Data to process:
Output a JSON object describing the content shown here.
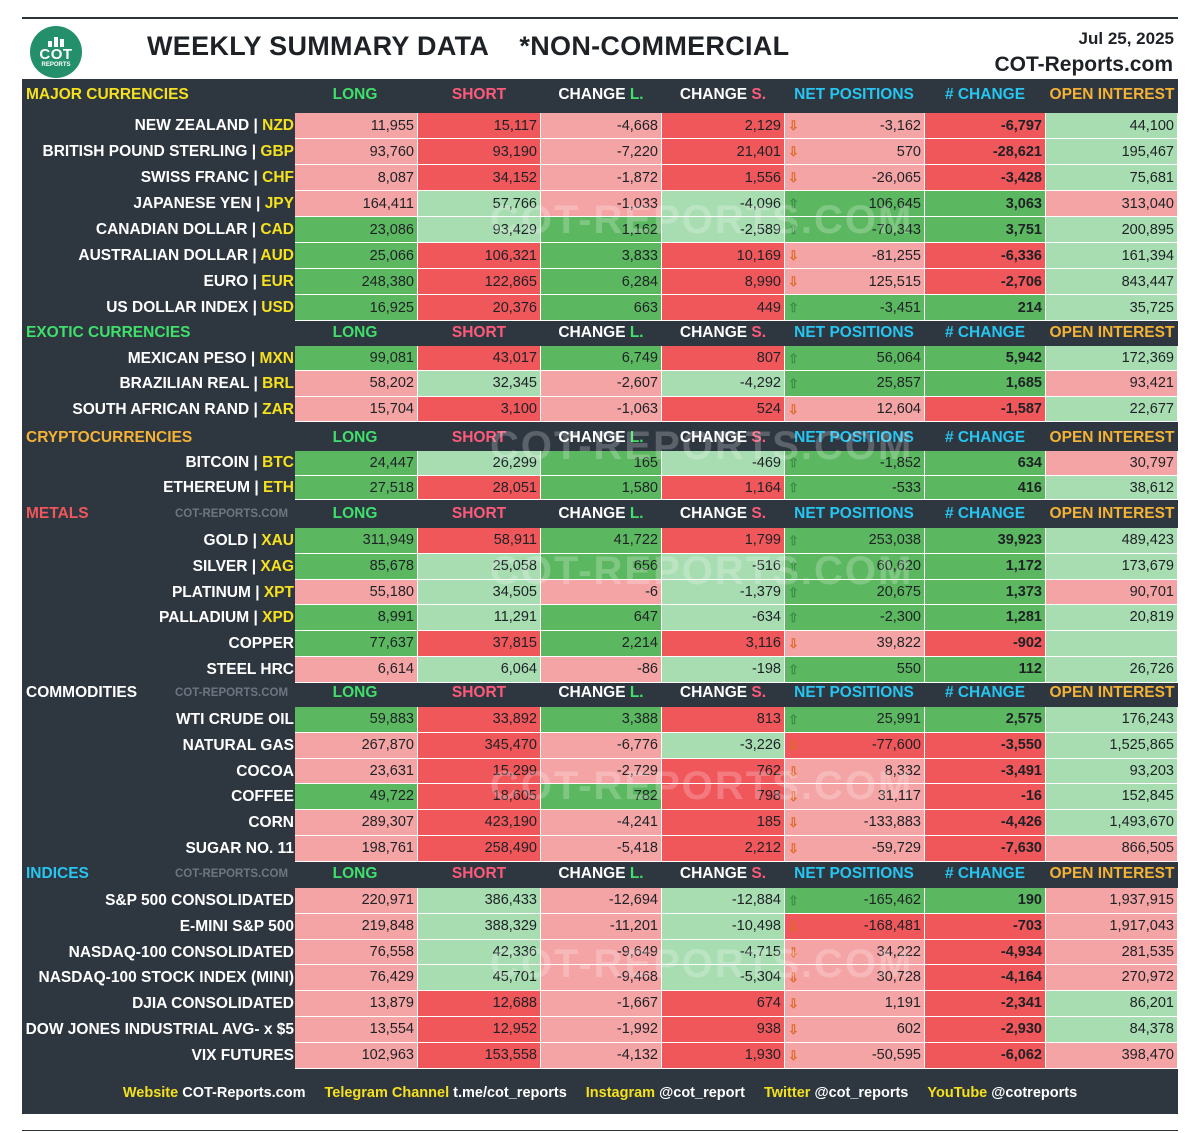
{
  "header": {
    "logo_big": "COT",
    "logo_small": "REPORTS",
    "title": "WEEKLY SUMMARY DATA    *NON-COMMERCIAL",
    "date": "Jul 25, 2025",
    "site": "COT-Reports.com"
  },
  "colors": {
    "long_header": "#3fe06a",
    "short_header": "#ff5a7a",
    "net_header": "#26c6f0",
    "oi_header": "#f5b335",
    "ticker": "#f5e11e",
    "dark_bg": "#2e3640",
    "light_green": "#a8ddb2",
    "green": "#5cb860",
    "light_red": "#f4a4a4",
    "red": "#f0575b"
  },
  "watermark_text": "COT-REPORTS.COM",
  "watermark_small": "COT-REPORTS.COM",
  "columns": {
    "long": "LONG",
    "short": "SHORT",
    "change_l": "CHANGE L.",
    "change_s": "CHANGE S.",
    "net": "NET POSITIONS",
    "num_change": "# CHANGE",
    "oi": "OPEN INTEREST"
  },
  "sections": [
    {
      "name": "MAJOR CURRENCIES",
      "color": "#f5e11e",
      "watermark": false,
      "rows": [
        {
          "name": "NEW ZEALAND | ",
          "ticker": "NZD",
          "long": "11,955",
          "short": "15,117",
          "chl": "-4,668",
          "chs": "2,129",
          "dir": "down",
          "net": "-3,162",
          "num": "-6,797",
          "oi": "44,100",
          "c": [
            "lr",
            "r",
            "lr",
            "r",
            "lr",
            "r",
            "lg"
          ]
        },
        {
          "name": "BRITISH POUND STERLING | ",
          "ticker": "GBP",
          "long": "93,760",
          "short": "93,190",
          "chl": "-7,220",
          "chs": "21,401",
          "dir": "down",
          "net": "570",
          "num": "-28,621",
          "oi": "195,467",
          "c": [
            "lr",
            "r",
            "lr",
            "r",
            "lr",
            "r",
            "lg"
          ]
        },
        {
          "name": "SWISS FRANC | ",
          "ticker": "CHF",
          "long": "8,087",
          "short": "34,152",
          "chl": "-1,872",
          "chs": "1,556",
          "dir": "down",
          "net": "-26,065",
          "num": "-3,428",
          "oi": "75,681",
          "c": [
            "lr",
            "r",
            "lr",
            "r",
            "lr",
            "r",
            "lg"
          ]
        },
        {
          "name": "JAPANESE YEN | ",
          "ticker": "JPY",
          "long": "164,411",
          "short": "57,766",
          "chl": "-1,033",
          "chs": "-4,096",
          "dir": "up",
          "net": "106,645",
          "num": "3,063",
          "oi": "313,040",
          "c": [
            "lr",
            "lg",
            "lr",
            "lg",
            "g",
            "g",
            "lr"
          ]
        },
        {
          "name": "CANADIAN DOLLAR | ",
          "ticker": "CAD",
          "long": "23,086",
          "short": "93,429",
          "chl": "1,162",
          "chs": "-2,589",
          "dir": "up",
          "net": "-70,343",
          "num": "3,751",
          "oi": "200,895",
          "c": [
            "g",
            "lg",
            "g",
            "lg",
            "g",
            "g",
            "lg"
          ]
        },
        {
          "name": "AUSTRALIAN DOLLAR | ",
          "ticker": "AUD",
          "long": "25,066",
          "short": "106,321",
          "chl": "3,833",
          "chs": "10,169",
          "dir": "down",
          "net": "-81,255",
          "num": "-6,336",
          "oi": "161,394",
          "c": [
            "g",
            "r",
            "g",
            "r",
            "lr",
            "r",
            "lg"
          ]
        },
        {
          "name": "EURO | ",
          "ticker": "EUR",
          "long": "248,380",
          "short": "122,865",
          "chl": "6,284",
          "chs": "8,990",
          "dir": "down",
          "net": "125,515",
          "num": "-2,706",
          "oi": "843,447",
          "c": [
            "g",
            "r",
            "g",
            "r",
            "lr",
            "r",
            "lg"
          ]
        },
        {
          "name": "US DOLLAR INDEX | ",
          "ticker": "USD",
          "long": "16,925",
          "short": "20,376",
          "chl": "663",
          "chs": "449",
          "dir": "up",
          "net": "-3,451",
          "num": "214",
          "oi": "35,725",
          "c": [
            "g",
            "r",
            "g",
            "r",
            "g",
            "g",
            "lg"
          ]
        }
      ]
    },
    {
      "name": "EXOTIC CURRENCIES",
      "color": "#3fe06a",
      "watermark": false,
      "rows": [
        {
          "name": "MEXICAN PESO | ",
          "ticker": "MXN",
          "long": "99,081",
          "short": "43,017",
          "chl": "6,749",
          "chs": "807",
          "dir": "up",
          "net": "56,064",
          "num": "5,942",
          "oi": "172,369",
          "c": [
            "g",
            "r",
            "g",
            "r",
            "g",
            "g",
            "lg"
          ]
        },
        {
          "name": "BRAZILIAN REAL | ",
          "ticker": "BRL",
          "long": "58,202",
          "short": "32,345",
          "chl": "-2,607",
          "chs": "-4,292",
          "dir": "up",
          "net": "25,857",
          "num": "1,685",
          "oi": "93,421",
          "c": [
            "lr",
            "lg",
            "lr",
            "lg",
            "g",
            "g",
            "lr"
          ]
        },
        {
          "name": "SOUTH AFRICAN RAND | ",
          "ticker": "ZAR",
          "long": "15,704",
          "short": "3,100",
          "chl": "-1,063",
          "chs": "524",
          "dir": "down",
          "net": "12,604",
          "num": "-1,587",
          "oi": "22,677",
          "c": [
            "lr",
            "r",
            "lr",
            "r",
            "lr",
            "r",
            "lg"
          ]
        }
      ]
    },
    {
      "name": "CRYPTOCURRENCIES",
      "color": "#f5b335",
      "watermark": false,
      "rows": [
        {
          "name": "BITCOIN | ",
          "ticker": "BTC",
          "long": "24,447",
          "short": "26,299",
          "chl": "165",
          "chs": "-469",
          "dir": "up",
          "net": "-1,852",
          "num": "634",
          "oi": "30,797",
          "c": [
            "g",
            "lg",
            "g",
            "lg",
            "g",
            "g",
            "lr"
          ]
        },
        {
          "name": "ETHEREUM | ",
          "ticker": "ETH",
          "long": "27,518",
          "short": "28,051",
          "chl": "1,580",
          "chs": "1,164",
          "dir": "up",
          "net": "-533",
          "num": "416",
          "oi": "38,612",
          "c": [
            "g",
            "r",
            "g",
            "r",
            "g",
            "g",
            "lg"
          ]
        }
      ]
    },
    {
      "name": "METALS",
      "color": "#f0575b",
      "watermark": true,
      "rows": [
        {
          "name": "GOLD | ",
          "ticker": "XAU",
          "long": "311,949",
          "short": "58,911",
          "chl": "41,722",
          "chs": "1,799",
          "dir": "up",
          "net": "253,038",
          "num": "39,923",
          "oi": "489,423",
          "c": [
            "g",
            "r",
            "g",
            "r",
            "g",
            "g",
            "lg"
          ]
        },
        {
          "name": "SILVER | ",
          "ticker": "XAG",
          "long": "85,678",
          "short": "25,058",
          "chl": "656",
          "chs": "-516",
          "dir": "up",
          "net": "60,620",
          "num": "1,172",
          "oi": "173,679",
          "c": [
            "g",
            "lg",
            "g",
            "lg",
            "g",
            "g",
            "lg"
          ]
        },
        {
          "name": "PLATINUM | ",
          "ticker": "XPT",
          "long": "55,180",
          "short": "34,505",
          "chl": "-6",
          "chs": "-1,379",
          "dir": "up",
          "net": "20,675",
          "num": "1,373",
          "oi": "90,701",
          "c": [
            "lr",
            "lg",
            "lr",
            "lg",
            "g",
            "g",
            "lr"
          ]
        },
        {
          "name": "PALLADIUM | ",
          "ticker": "XPD",
          "long": "8,991",
          "short": "11,291",
          "chl": "647",
          "chs": "-634",
          "dir": "up",
          "net": "-2,300",
          "num": "1,281",
          "oi": "20,819",
          "c": [
            "g",
            "lg",
            "g",
            "lg",
            "g",
            "g",
            "lg"
          ]
        },
        {
          "name": "COPPER",
          "ticker": "",
          "long": "77,637",
          "short": "37,815",
          "chl": "2,214",
          "chs": "3,116",
          "dir": "down",
          "net": "39,822",
          "num": "-902",
          "oi": "",
          "c": [
            "g",
            "r",
            "g",
            "r",
            "lr",
            "r",
            "lg"
          ]
        },
        {
          "name": "STEEL HRC",
          "ticker": "",
          "long": "6,614",
          "short": "6,064",
          "chl": "-86",
          "chs": "-198",
          "dir": "up",
          "net": "550",
          "num": "112",
          "oi": "26,726",
          "c": [
            "lr",
            "lg",
            "lr",
            "lg",
            "g",
            "g",
            "lg"
          ]
        }
      ]
    },
    {
      "name": "COMMODITIES",
      "color": "#ffffff",
      "watermark": true,
      "rows": [
        {
          "name": "WTI CRUDE OIL",
          "ticker": "",
          "long": "59,883",
          "short": "33,892",
          "chl": "3,388",
          "chs": "813",
          "dir": "up",
          "net": "25,991",
          "num": "2,575",
          "oi": "176,243",
          "c": [
            "g",
            "r",
            "g",
            "r",
            "g",
            "g",
            "lg"
          ]
        },
        {
          "name": "NATURAL GAS",
          "ticker": "",
          "long": "267,870",
          "short": "345,470",
          "chl": "-6,776",
          "chs": "-3,226",
          "dir": "down",
          "net": "-77,600",
          "num": "-3,550",
          "oi": "1,525,865",
          "c": [
            "lr",
            "r",
            "lr",
            "lg",
            "r",
            "r",
            "lg"
          ]
        },
        {
          "name": "COCOA",
          "ticker": "",
          "long": "23,631",
          "short": "15,299",
          "chl": "-2,729",
          "chs": "762",
          "dir": "down",
          "net": "8,332",
          "num": "-3,491",
          "oi": "93,203",
          "c": [
            "lr",
            "r",
            "lr",
            "r",
            "lr",
            "r",
            "lg"
          ]
        },
        {
          "name": "COFFEE",
          "ticker": "",
          "long": "49,722",
          "short": "18,605",
          "chl": "782",
          "chs": "798",
          "dir": "down",
          "net": "31,117",
          "num": "-16",
          "oi": "152,845",
          "c": [
            "g",
            "r",
            "g",
            "r",
            "lr",
            "r",
            "lg"
          ]
        },
        {
          "name": "CORN",
          "ticker": "",
          "long": "289,307",
          "short": "423,190",
          "chl": "-4,241",
          "chs": "185",
          "dir": "down",
          "net": "-133,883",
          "num": "-4,426",
          "oi": "1,493,670",
          "c": [
            "lr",
            "r",
            "lr",
            "r",
            "lr",
            "r",
            "lg"
          ]
        },
        {
          "name": "SUGAR NO. 11",
          "ticker": "",
          "long": "198,761",
          "short": "258,490",
          "chl": "-5,418",
          "chs": "2,212",
          "dir": "down",
          "net": "-59,729",
          "num": "-7,630",
          "oi": "866,505",
          "c": [
            "lr",
            "r",
            "lr",
            "r",
            "lr",
            "r",
            "lr"
          ]
        }
      ]
    },
    {
      "name": "INDICES",
      "color": "#26c6f0",
      "watermark": true,
      "rows": [
        {
          "name": "S&P 500 CONSOLIDATED",
          "ticker": "",
          "long": "220,971",
          "short": "386,433",
          "chl": "-12,694",
          "chs": "-12,884",
          "dir": "up",
          "net": "-165,462",
          "num": "190",
          "oi": "1,937,915",
          "c": [
            "lr",
            "lg",
            "lr",
            "lg",
            "g",
            "g",
            "lr"
          ]
        },
        {
          "name": "E-MINI S&P 500",
          "ticker": "",
          "long": "219,848",
          "short": "388,329",
          "chl": "-11,201",
          "chs": "-10,498",
          "dir": "down",
          "net": "-168,481",
          "num": "-703",
          "oi": "1,917,043",
          "c": [
            "lr",
            "lg",
            "lr",
            "lg",
            "r",
            "r",
            "lr"
          ]
        },
        {
          "name": "NASDAQ-100 CONSOLIDATED",
          "ticker": "",
          "long": "76,558",
          "short": "42,336",
          "chl": "-9,649",
          "chs": "-4,715",
          "dir": "down",
          "net": "34,222",
          "num": "-4,934",
          "oi": "281,535",
          "c": [
            "lr",
            "lg",
            "lr",
            "lg",
            "lr",
            "r",
            "lr"
          ]
        },
        {
          "name": "NASDAQ-100 STOCK INDEX (MINI)",
          "ticker": "",
          "long": "76,429",
          "short": "45,701",
          "chl": "-9,468",
          "chs": "-5,304",
          "dir": "down",
          "net": "30,728",
          "num": "-4,164",
          "oi": "270,972",
          "c": [
            "lr",
            "lg",
            "lr",
            "lg",
            "lr",
            "r",
            "lr"
          ]
        },
        {
          "name": "DJIA CONSOLIDATED",
          "ticker": "",
          "long": "13,879",
          "short": "12,688",
          "chl": "-1,667",
          "chs": "674",
          "dir": "down",
          "net": "1,191",
          "num": "-2,341",
          "oi": "86,201",
          "c": [
            "lr",
            "r",
            "lr",
            "r",
            "lr",
            "r",
            "lg"
          ]
        },
        {
          "name": "DOW JONES INDUSTRIAL AVG- x $5",
          "ticker": "",
          "long": "13,554",
          "short": "12,952",
          "chl": "-1,992",
          "chs": "938",
          "dir": "down",
          "net": "602",
          "num": "-2,930",
          "oi": "84,378",
          "c": [
            "lr",
            "r",
            "lr",
            "r",
            "lr",
            "r",
            "lg"
          ]
        },
        {
          "name": "VIX FUTURES",
          "ticker": "",
          "long": "102,963",
          "short": "153,558",
          "chl": "-4,132",
          "chs": "1,930",
          "dir": "down",
          "net": "-50,595",
          "num": "-6,062",
          "oi": "398,470",
          "c": [
            "lr",
            "r",
            "lr",
            "r",
            "lr",
            "r",
            "lr"
          ]
        }
      ]
    }
  ],
  "footer": [
    {
      "label": "Website",
      "value": "COT-Reports.com"
    },
    {
      "label": "Telegram Channel",
      "value": "t.me/cot_reports"
    },
    {
      "label": "Instagram",
      "value": "@cot_report"
    },
    {
      "label": "Twitter",
      "value": "@cot_reports"
    },
    {
      "label": "YouTube",
      "value": "@cotreports"
    }
  ]
}
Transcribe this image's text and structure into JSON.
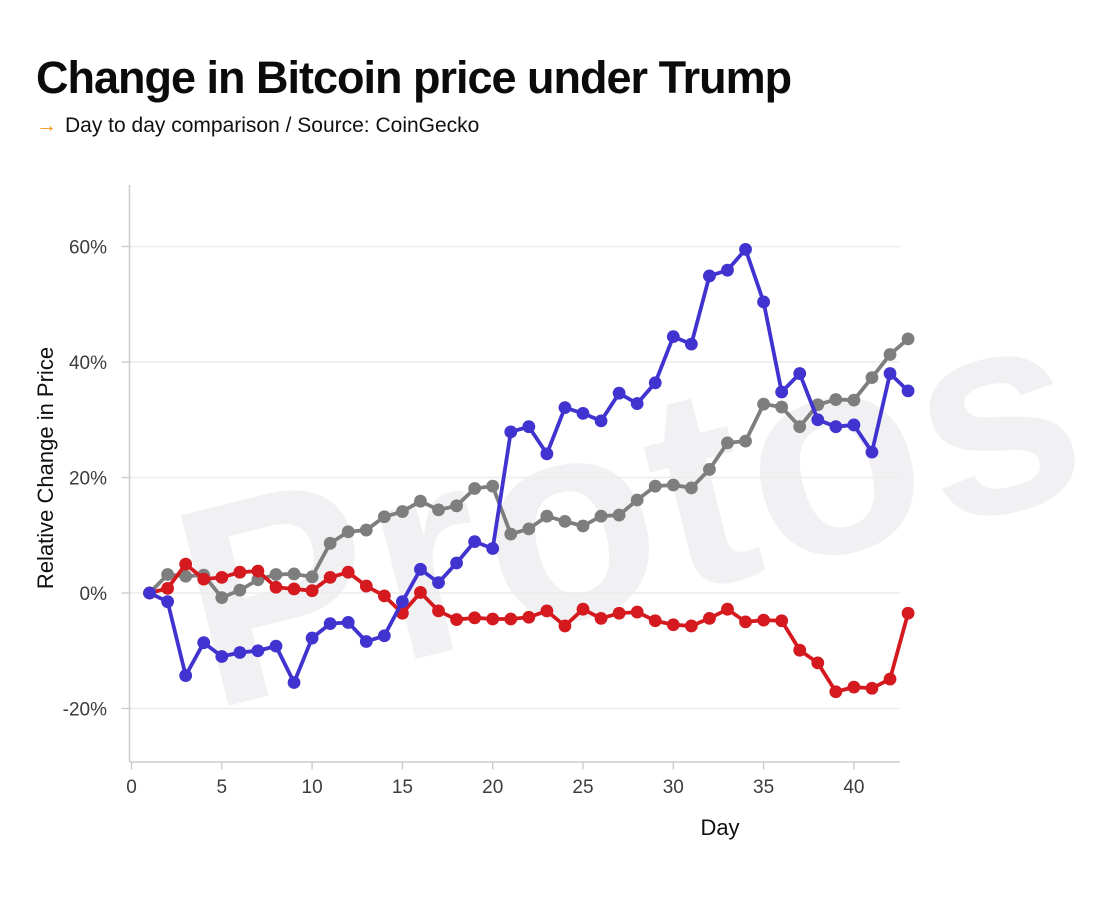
{
  "header": {
    "title": "Change in Bitcoin price under Trump",
    "subtitle_arrow": "→",
    "subtitle": "Day to day comparison / Source: CoinGecko"
  },
  "watermark": "Protos",
  "chart_data": {
    "type": "line",
    "title": "Change in Bitcoin price under Trump",
    "xlabel": "Day",
    "ylabel": "Relative Change in Price",
    "grid": "horizontal",
    "legend": "none (cut off outside visible area)",
    "xlim": [
      0,
      42.5
    ],
    "ylim": [
      -29,
      70
    ],
    "x_ticks": [
      0,
      5,
      10,
      15,
      20,
      25,
      30,
      35,
      40
    ],
    "y_ticks": [
      60,
      40,
      20,
      0,
      -20
    ],
    "y_tick_labels": [
      "60%",
      "40%",
      "20%",
      "0%",
      "-20%"
    ],
    "x": [
      1,
      2,
      3,
      4,
      5,
      6,
      7,
      8,
      9,
      10,
      11,
      12,
      13,
      14,
      15,
      16,
      17,
      18,
      19,
      20,
      21,
      22,
      23,
      24,
      25,
      26,
      27,
      28,
      29,
      30,
      31,
      32,
      33,
      34,
      35,
      36,
      37,
      38,
      39,
      40,
      41,
      42,
      43
    ],
    "series": [
      {
        "name": "gray-series",
        "color": "#7e7e7e",
        "values": [
          0,
          3.2,
          2.9,
          3.1,
          -0.8,
          0.5,
          2.3,
          3.2,
          3.3,
          2.8,
          8.6,
          10.6,
          10.9,
          13.2,
          14.1,
          15.9,
          14.4,
          15.1,
          18.1,
          18.5,
          10.2,
          11.1,
          13.3,
          12.4,
          11.6,
          13.3,
          13.5,
          16.1,
          18.5,
          18.7,
          18.2,
          21.4,
          26.0,
          26.3,
          32.7,
          32.2,
          28.8,
          32.6,
          33.5,
          33.4,
          37.3,
          41.3,
          44.0
        ]
      },
      {
        "name": "red-series",
        "color": "#d41a1f",
        "values": [
          0,
          0.8,
          5.0,
          2.4,
          2.7,
          3.6,
          3.8,
          1.0,
          0.7,
          0.4,
          2.7,
          3.6,
          1.2,
          -0.5,
          -3.5,
          0.1,
          -3.1,
          -4.6,
          -4.3,
          -4.5,
          -4.5,
          -4.2,
          -3.1,
          -5.7,
          -2.8,
          -4.4,
          -3.5,
          -3.3,
          -4.8,
          -5.5,
          -5.7,
          -4.4,
          -2.8,
          -5.0,
          -4.7,
          -4.8,
          -9.9,
          -12.1,
          -17.1,
          -16.3,
          -16.5,
          -14.9,
          -3.5
        ]
      },
      {
        "name": "blue-series",
        "color": "#4133cf",
        "values": [
          0,
          -1.5,
          -14.3,
          -8.6,
          -11.0,
          -10.3,
          -10.0,
          -9.2,
          -15.5,
          -7.8,
          -5.3,
          -5.1,
          -8.4,
          -7.4,
          -1.5,
          4.1,
          1.8,
          5.2,
          8.9,
          7.7,
          27.9,
          28.8,
          24.1,
          32.1,
          31.1,
          29.8,
          34.6,
          32.8,
          36.4,
          44.4,
          43.1,
          54.9,
          55.9,
          59.5,
          50.4,
          34.8,
          38.0,
          30.0,
          28.8,
          29.1,
          24.4,
          38.0,
          35.0
        ]
      }
    ]
  }
}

Exercise instructions:
Copy every line of the entries above in which "series" occurs.

Completed task:
    "series": [
        "name": "gray-series",
        "name": "red-series",
        "name": "blue-series",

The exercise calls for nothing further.